- **Exercise objective**: Only the pictures are to be left out; set down the rest of the records exactly.

- **Records shown**:
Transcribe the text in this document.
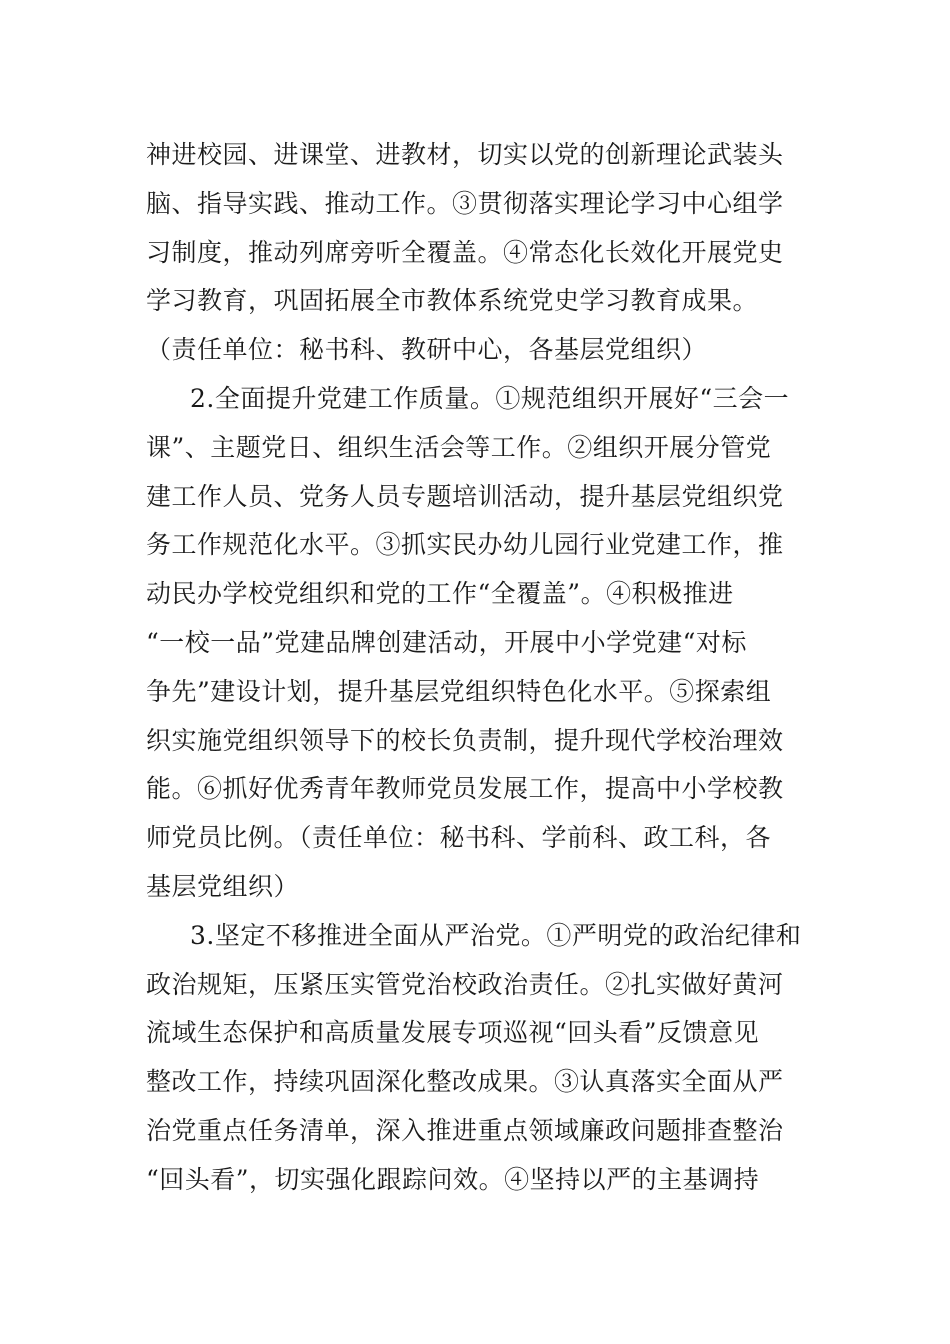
神进校园、进课堂、进教材，切实以党的创新理论武装头
脑、指导实践、推动工作。③贯彻落实理论学习中心组学
习制度，推动列席旁听全覆盖。④常态化长效化开展党史
学习教育，巩固拓展全市教体系统党史学习教育成果。
（责任单位：秘书科、教研中心，各基层党组织）
2.全面提升党建工作质量。①规范组织开展好“三会一
课”、主题党日、组织生活会等工作。②组织开展分管党
建工作人员、党务人员专题培训活动，提升基层党组织党
务工作规范化水平。③抓实民办幼儿园行业党建工作，推
动民办学校党组织和党的工作“全覆盖”。④积极推进
“一校一品”党建品牌创建活动，开展中小学党建“对标
争先”建设计划，提升基层党组织特色化水平。⑤探索组
织实施党组织领导下的校长负责制，提升现代学校治理效
能。⑥抓好优秀青年教师党员发展工作，提高中小学校教
师党员比例。（责任单位：秘书科、学前科、政工科，各
基层党组织）
3.坚定不移推进全面从严治党。①严明党的政治纪律和
政治规矩，压紧压实管党治校政治责任。②扎实做好黄河
流域生态保护和高质量发展专项巡视“回头看”反馈意见
整改工作，持续巩固深化整改成果。③认真落实全面从严
治党重点任务清单，深入推进重点领域廉政问题排查整治
“回头看”，切实强化跟踪问效。④坚持以严的主基调持
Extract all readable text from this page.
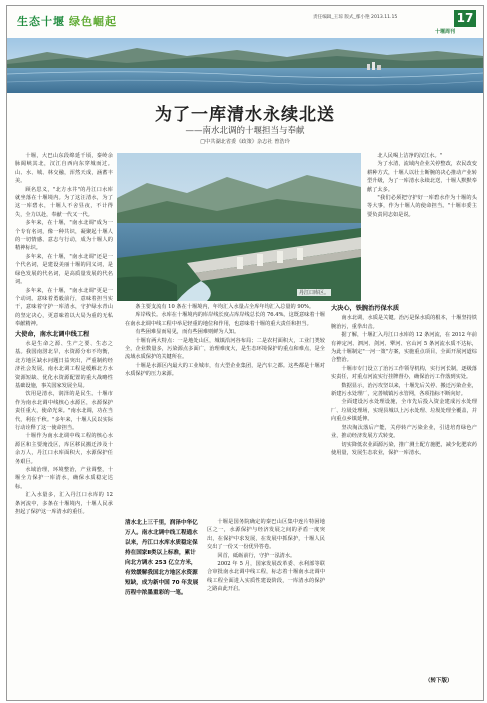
生态十堰 绿色崛起	责任编辑_王琼 版式_鄢小艳 2013.11.15	17
十堰周刊
为了一库清水永续北送
——南水北调的十堰担当与奉献
□中共湖北省委《政策》杂志社 曾浩玲
丹江口库区。

十堰，大巴山东段绵延千顷，秦岭余脉阔峡其北，汉江自西向东穿城而过。山、水、城、林交融，浑然天成，涵蓄丰美。

顾名思义，"北方水井"的丹江口水库就坐落在十堰境内。为了这汪清水，为了这一库碧水，十堰人不舍昼夜，不计得失，全力以赴，奉献一代又一代。

多年来，在十堰，"南水北调"成为一个专有名词，像一种共识，凝聚起十堰人的一切情感、意志与行动，成为十堰人的精神标识。

多年来，在十堰，"南水北调"还是一个代名词，是建设美丽十堰的同义词，是绿色发展的代名词，是高质量发展的代名词。

多年来，在十堰，"南水北调"更是一个动词。意味着勇毅前行，意味着担当实干，意味着守护一库清水，守护绿水青山的坚定决心，更意味着以大局为重的无私奉献精神。

大使命，南水北调中线工程

水是生命之源、生产之要、生态之基。我国南涝北旱，水资源分布不均衡，北方地区缺水问题日益突出，严重制约经济社会发展。南水北调工程是缓解北方水资源短缺、优化水资源配置的重大战略性基础设施，事关国家发展全局。

饮用是清水，润泽的是民生。十堰市作为南水北调中线核心水源区，水源保护责任重大，使命光荣。"南水北调，功在当代，利在千秋。"多年来，十堰人民以实际行动诠释了这一使命担当。

十堰作为南水北调中线工程的核心水源区和主要淹没区，库区移民搬迁涉及十余万人，丹江口水库面积大，水源保护任务艰巨。

水域治理，环境整治，产业调整，十堰全力保护一库清水，确保水质稳定达标。

汇入水量多，汇入丹江口水库的 12 条河流中，多条在十堰境内，十堰人民承担起了保护这一库清水的重任。

条主要支流有 10 条在十堰境内，年均汇入水量占全库年均汇入总量的 90%。

库岸线长。水库在十堰境内的库岸线长度占库岸线总长的 76.4%。这既意味着十堰在南水北调中线工程中举足轻重的地位和作用，也意味着十堰的重大责任和担当。

有些困难显而易见，而有些困难则鲜为人知。

十堰有两大特点：一是地处山区，城镇沿河谷布局；二是农村面积大，工业门类较全，企业数量多，污染源点多面广，治理难度大，是生态环境保护的重点和难点，是全流域水质保护的关键所在。

十堰是水源区内最大的工业城市，有大型企业集团，是汽车之都。这些都是十堰对水质保护的压力来源。

十堰是国务院确定的秦巴山区集中连片特困地区之一，水源保护与经济发展之间的矛盾一度突出，在保护中求发展，在发展中抓保护，十堰人民交出了一份又一份优异答卷。

回首，砥砺前行，守护一泓清水。

2002 年 5 月，国家发展改革委、水利部等联合审批南水北调中线工程，标志着十堰南水北调中线工程全面进入实质性建设阶段，一库清水的保护之路由此开启。

大决心，铁腕治污保水质

南水北调，水质是关键。治污是保水质的根本，十堰坚持铁腕治污，重拳出击。

据了解，十堰汇入丹江口水库的 12 条河流，在 2012 年前有神定河、泗河、剑河、犟河、官山河 5 条河流水质不达标，为此十堰制定"一河一策"方案，实施重点项目，全面开展河道综合整治。

十堰市专门设立了治污工作领导机构，实行河长制，逐级落实责任，对重点河流实行挂牌督办，确保治污工作落到实处。

数据显示，治污攻坚以来，十堰先后关停、搬迁污染企业，新建污水处理厂，完善城镇污水管网，各项指标不断向好。

全面建设污水处理设施，全市先后投入资金建成污水处理厂、垃圾处理场，实现县城以上污水处理、垃圾处理全覆盖，并向重点乡镇延伸。

坚决淘汰落后产能，关停转产污染企业，引进培育绿色产业，推动经济发展方式转变。

切实降低农业面源污染，推广测土配方施肥，减少化肥农药使用量，发展生态农业，保护一库清水。

北人民喝上洁净的汉江水。"

为了水清，流域内企业关停整改，农民改变耕种方式，十堰人以壮士断腕的决心推动产业转型升级，为了一库清水永续北送，十堰人默默奉献了太多。

"我们必须把守护好一库碧水作为十堰的头等大事，作为十堰人的使命担当。"十堰市委主要负责同志如是说。

清水北上三千里，润泽中华亿万人。南水北调中线工程通水以来，丹江口水库水质稳定保持在国家Ⅱ类以上标准，累计向北方调水 253 亿立方米，有效缓解我国北方地区水资源短缺，成为新中国 70 年发展历程中浓墨重彩的一笔。
（转下版）
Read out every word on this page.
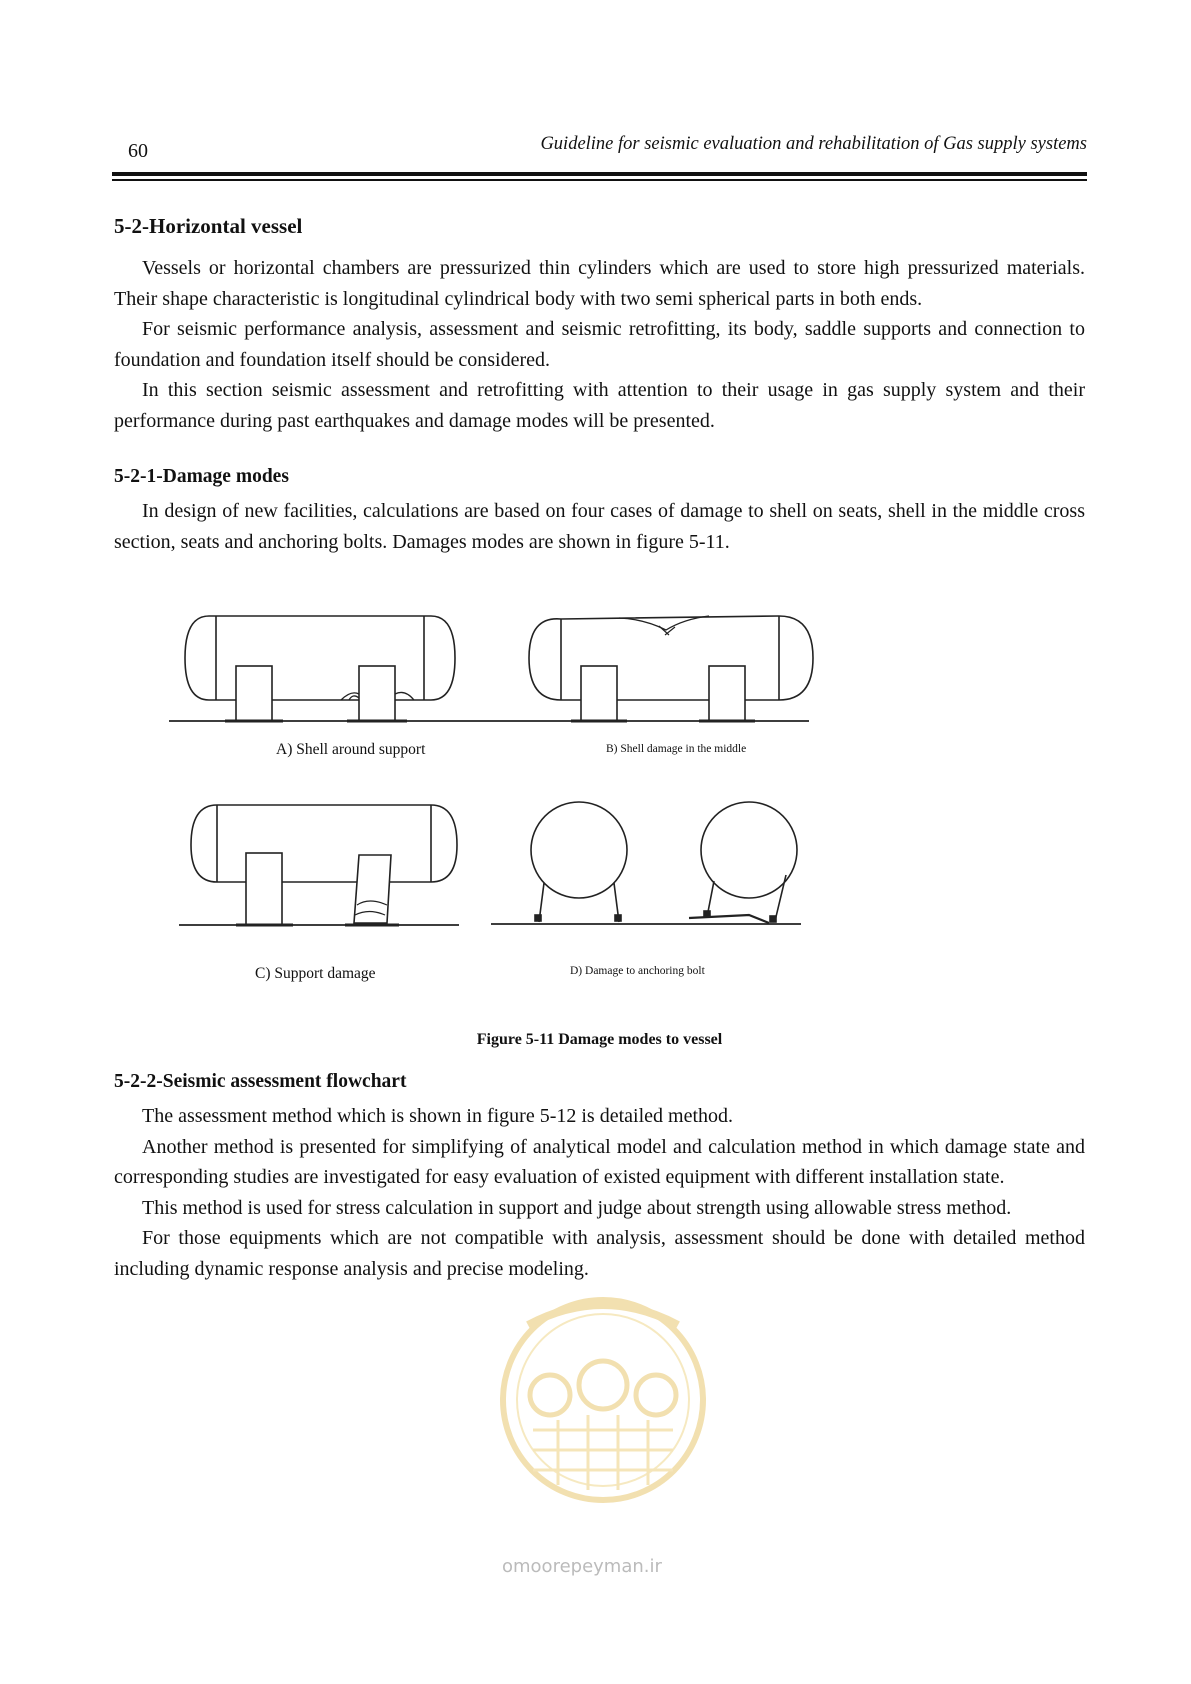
60	Guideline for seismic evaluation and rehabilitation of Gas supply systems
5-2-Horizontal vessel

Vessels or horizontal chambers are pressurized thin cylinders which are used to store high pressurized materials. Their shape characteristic is longitudinal cylindrical body with two semi spherical parts in both ends.

For seismic performance analysis, assessment and seismic retrofitting, its body, saddle supports and connection to foundation and foundation itself should be considered.

In this section seismic assessment and retrofitting with attention to their usage in gas supply system and their performance during past earthquakes and damage modes will be presented.

5-2-1-Damage modes

In design of new facilities, calculations are based on four cases of damage to shell on seats, shell in the middle cross section, seats and anchoring bolts. Damages modes are shown in figure 5-11.

A) Shell around support	B) Shell damage in the middle
C) Support damage	D) Damage to anchoring bolt
Figure 5-11 Damage modes to vessel
5-2-2-Seismic assessment flowchart

The assessment method which is shown in figure 5-12 is detailed method.

Another method is presented for simplifying of analytical model and calculation method in which damage state and corresponding studies are investigated for easy evaluation of existed equipment with different installation state.

This method is used for stress calculation in support and judge about strength using allowable stress method.

For those equipments which are not compatible with analysis, assessment should be done with detailed method including dynamic response analysis and precise modeling.

omoorepeyman.ir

- **Task solution**:
Transcribe the text in this document.
神进校园、进课堂、进教材，切实以党的创新理论武装头
脑、指导实践、推动工作。③贯彻落实理论学习中心组学
习制度，推动列席旁听全覆盖。④常态化长效化开展党史
学习教育，巩固拓展全市教体系统党史学习教育成果。
（责任单位：秘书科、教研中心，各基层党组织）
2.全面提升党建工作质量。①规范组织开展好“三会一
课”、主题党日、组织生活会等工作。②组织开展分管党
建工作人员、党务人员专题培训活动，提升基层党组织党
务工作规范化水平。③抓实民办幼儿园行业党建工作，推
动民办学校党组织和党的工作“全覆盖”。④积极推进
“一校一品”党建品牌创建活动，开展中小学党建“对标
争先”建设计划，提升基层党组织特色化水平。⑤探索组
织实施党组织领导下的校长负责制，提升现代学校治理效
能。⑥抓好优秀青年教师党员发展工作，提高中小学校教
师党员比例。（责任单位：秘书科、学前科、政工科，各
基层党组织）
3.坚定不移推进全面从严治党。①严明党的政治纪律和
政治规矩，压紧压实管党治校政治责任。②扎实做好黄河
流域生态保护和高质量发展专项巡视“回头看”反馈意见
整改工作，持续巩固深化整改成果。③认真落实全面从严
治党重点任务清单，深入推进重点领域廉政问题排查整治
“回头看”，切实强化跟踪问效。④坚持以严的主基调持
Extract all readable text from this page.
生态十堰 绿色崛起	责任编辑_王琼 版式_鄢小艳 2013.11.15	17
十堰周刊
为了一库清水永续北送
——南水北调的十堰担当与奉献
□中共湖北省委《政策》杂志社 曾浩玲
丹江口库区。

十堰，大巴山东段绵延千顷，秦岭余脉阔峡其北，汉江自西向东穿城而过。山、水、城、林交融，浑然天成，涵蓄丰美。

顾名思义，"北方水井"的丹江口水库就坐落在十堰境内。为了这汪清水，为了这一库碧水，十堰人不舍昼夜，不计得失，全力以赴，奉献一代又一代。

多年来，在十堰，"南水北调"成为一个专有名词，像一种共识，凝聚起十堰人的一切情感、意志与行动，成为十堰人的精神标识。

多年来，在十堰，"南水北调"还是一个代名词，是建设美丽十堰的同义词，是绿色发展的代名词，是高质量发展的代名词。

多年来，在十堰，"南水北调"更是一个动词。意味着勇毅前行，意味着担当实干，意味着守护一库清水，守护绿水青山的坚定决心，更意味着以大局为重的无私奉献精神。

大使命，南水北调中线工程

水是生命之源、生产之要、生态之基。我国南涝北旱，水资源分布不均衡，北方地区缺水问题日益突出，严重制约经济社会发展。南水北调工程是缓解北方水资源短缺、优化水资源配置的重大战略性基础设施，事关国家发展全局。

饮用是清水，润泽的是民生。十堰市作为南水北调中线核心水源区，水源保护责任重大，使命光荣。"南水北调，功在当代，利在千秋。"多年来，十堰人民以实际行动诠释了这一使命担当。

十堰作为南水北调中线工程的核心水源区和主要淹没区，库区移民搬迁涉及十余万人，丹江口水库面积大，水源保护任务艰巨。

水域治理，环境整治，产业调整，十堰全力保护一库清水，确保水质稳定达标。

汇入水量多，汇入丹江口水库的 12 条河流中，多条在十堰境内，十堰人民承担起了保护这一库清水的重任。

条主要支流有 10 条在十堰境内，年均汇入水量占全库年均汇入总量的 90%。

库岸线长。水库在十堰境内的库岸线长度占库岸线总长的 76.4%。这既意味着十堰在南水北调中线工程中举足轻重的地位和作用，也意味着十堰的重大责任和担当。

有些困难显而易见，而有些困难则鲜为人知。

十堰有两大特点：一是地处山区，城镇沿河谷布局；二是农村面积大，工业门类较全，企业数量多，污染源点多面广，治理难度大，是生态环境保护的重点和难点，是全流域水质保护的关键所在。

十堰是水源区内最大的工业城市，有大型企业集团，是汽车之都。这些都是十堰对水质保护的压力来源。

十堰是国务院确定的秦巴山区集中连片特困地区之一，水源保护与经济发展之间的矛盾一度突出，在保护中求发展，在发展中抓保护，十堰人民交出了一份又一份优异答卷。

回首，砥砺前行，守护一泓清水。

2002 年 5 月，国家发展改革委、水利部等联合审批南水北调中线工程，标志着十堰南水北调中线工程全面进入实质性建设阶段，一库清水的保护之路由此开启。

大决心，铁腕治污保水质

南水北调，水质是关键。治污是保水质的根本，十堰坚持铁腕治污，重拳出击。

据了解，十堰汇入丹江口水库的 12 条河流，在 2012 年前有神定河、泗河、剑河、犟河、官山河 5 条河流水质不达标，为此十堰制定"一河一策"方案，实施重点项目，全面开展河道综合整治。

十堰市专门设立了治污工作领导机构，实行河长制，逐级落实责任，对重点河流实行挂牌督办，确保治污工作落到实处。

数据显示，治污攻坚以来，十堰先后关停、搬迁污染企业，新建污水处理厂，完善城镇污水管网，各项指标不断向好。

全面建设污水处理设施，全市先后投入资金建成污水处理厂、垃圾处理场，实现县城以上污水处理、垃圾处理全覆盖，并向重点乡镇延伸。

坚决淘汰落后产能，关停转产污染企业，引进培育绿色产业，推动经济发展方式转变。

切实降低农业面源污染，推广测土配方施肥，减少化肥农药使用量，发展生态农业，保护一库清水。

北人民喝上洁净的汉江水。"

为了水清，流域内企业关停整改，农民改变耕种方式，十堰人以壮士断腕的决心推动产业转型升级，为了一库清水永续北送，十堰人默默奉献了太多。

"我们必须把守护好一库碧水作为十堰的头等大事，作为十堰人的使命担当。"十堰市委主要负责同志如是说。

清水北上三千里，润泽中华亿万人。南水北调中线工程通水以来，丹江口水库水质稳定保持在国家Ⅱ类以上标准，累计向北方调水 253 亿立方米，有效缓解我国北方地区水资源短缺，成为新中国 70 年发展历程中浓墨重彩的一笔。
（转下版）
Read out every word on this page.
60	Guideline for seismic evaluation and rehabilitation of Gas supply systems
5-2-Horizontal vessel

Vessels or horizontal chambers are pressurized thin cylinders which are used to store high pressurized materials. Their shape characteristic is longitudinal cylindrical body with two semi spherical parts in both ends.

For seismic performance analysis, assessment and seismic retrofitting, its body, saddle supports and connection to foundation and foundation itself should be considered.

In this section seismic assessment and retrofitting with attention to their usage in gas supply system and their performance during past earthquakes and damage modes will be presented.

5-2-1-Damage modes

In design of new facilities, calculations are based on four cases of damage to shell on seats, shell in the middle cross section, seats and anchoring bolts. Damages modes are shown in figure 5-11.

A) Shell around support	B) Shell damage in the middle
C) Support damage	D) Damage to anchoring bolt
Figure 5-11 Damage modes to vessel
5-2-2-Seismic assessment flowchart

The assessment method which is shown in figure 5-12 is detailed method.

Another method is presented for simplifying of analytical model and calculation method in which damage state and corresponding studies are investigated for easy evaluation of existed equipment with different installation state.

This method is used for stress calculation in support and judge about strength using allowable stress method.

For those equipments which are not compatible with analysis, assessment should be done with detailed method including dynamic response analysis and precise modeling.

omoorepeyman.ir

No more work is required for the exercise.